- TASK DIRECTIONS:
Each line below should be reproduced without any alteration.

- LISTING:
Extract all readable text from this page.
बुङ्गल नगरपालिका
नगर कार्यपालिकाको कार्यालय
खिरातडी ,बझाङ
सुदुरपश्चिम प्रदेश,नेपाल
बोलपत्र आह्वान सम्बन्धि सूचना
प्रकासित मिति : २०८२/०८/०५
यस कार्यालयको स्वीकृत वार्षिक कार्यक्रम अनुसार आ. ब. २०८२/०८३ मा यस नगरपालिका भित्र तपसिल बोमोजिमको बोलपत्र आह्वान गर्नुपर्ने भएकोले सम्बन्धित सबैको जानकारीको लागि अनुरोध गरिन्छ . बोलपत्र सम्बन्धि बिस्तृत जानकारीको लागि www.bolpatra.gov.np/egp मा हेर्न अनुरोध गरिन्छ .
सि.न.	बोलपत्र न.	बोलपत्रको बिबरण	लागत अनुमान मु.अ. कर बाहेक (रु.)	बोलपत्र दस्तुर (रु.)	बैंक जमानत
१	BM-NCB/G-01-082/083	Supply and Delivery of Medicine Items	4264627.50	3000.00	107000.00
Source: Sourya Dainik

- EXPECTED ANSWER:
Extract all readable text from this page.
बुङ्गल नगरपालिका
नगर कार्यपालिकाको कार्यालय
खिरातडी ,बझाङ
सुदुरपश्चिम प्रदेश,नेपाल
बोलपत्र आह्वान सम्बन्धि सूचना
प्रकासित मिति : २०८२/०८/०५
यस कार्यालयको स्वीकृत वार्षिक कार्यक्रम अनुसार आ. ब. २०८२/०८३ मा यस नगरपालिका भित्र तपसिल बोमोजिमको बोलपत्र आह्वान गर्नुपर्ने भएकोले सम्बन्धित सबैको जानकारीको लागि अनुरोध गरिन्छ . बोलपत्र सम्बन्धि बिस्तृत जानकारीको लागि www.bolpatra.gov.np/egp मा हेर्न अनुरोध गरिन्छ .
सि.न.	बोलपत्र न.	बोलपत्रको बिबरण	लागत अनुमान मु.अ. कर बाहेक (रु.)	बोलपत्र दस्तुर (रु.)	बैंक जमानत
१	BM-NCB/G-01-082/083	Supply and Delivery of Medicine Items	4264627.50	3000.00	107000.00
Source: Sourya Dainik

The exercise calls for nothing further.